[Records from a data source]
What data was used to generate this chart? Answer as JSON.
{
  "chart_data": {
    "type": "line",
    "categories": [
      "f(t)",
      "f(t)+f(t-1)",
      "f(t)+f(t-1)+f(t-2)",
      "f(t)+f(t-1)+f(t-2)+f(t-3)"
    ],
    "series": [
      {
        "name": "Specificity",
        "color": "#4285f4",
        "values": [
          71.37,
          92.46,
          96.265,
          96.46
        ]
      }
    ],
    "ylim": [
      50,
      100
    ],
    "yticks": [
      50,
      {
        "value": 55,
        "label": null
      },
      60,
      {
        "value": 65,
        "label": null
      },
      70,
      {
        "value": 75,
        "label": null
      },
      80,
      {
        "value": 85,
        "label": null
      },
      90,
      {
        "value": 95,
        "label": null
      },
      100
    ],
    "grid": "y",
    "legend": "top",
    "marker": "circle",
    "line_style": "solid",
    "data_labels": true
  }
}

Goal of the exercise: Word for word, write out the data.

Answer for this exercise:
What data was used to generate this chart? Answer as JSON.
{
  "chart_data": {
    "type": "line",
    "categories": [
      "f(t)",
      "f(t)+f(t-1)",
      "f(t)+f(t-1)+f(t-2)",
      "f(t)+f(t-1)+f(t-2)+f(t-3)"
    ],
    "series": [
      {
        "name": "Specificity",
        "color": "#4285f4",
        "values": [
          71.37,
          92.46,
          96.265,
          96.46
        ]
      }
    ],
    "ylim": [
      50,
      100
    ],
    "yticks": [
      50,
      {
        "value": 55,
        "label": null
      },
      60,
      {
        "value": 65,
        "label": null
      },
      70,
      {
        "value": 75,
        "label": null
      },
      80,
      {
        "value": 85,
        "label": null
      },
      90,
      {
        "value": 95,
        "label": null
      },
      100
    ],
    "grid": "y",
    "legend": "top",
    "marker": "circle",
    "line_style": "solid",
    "data_labels": true
  }
}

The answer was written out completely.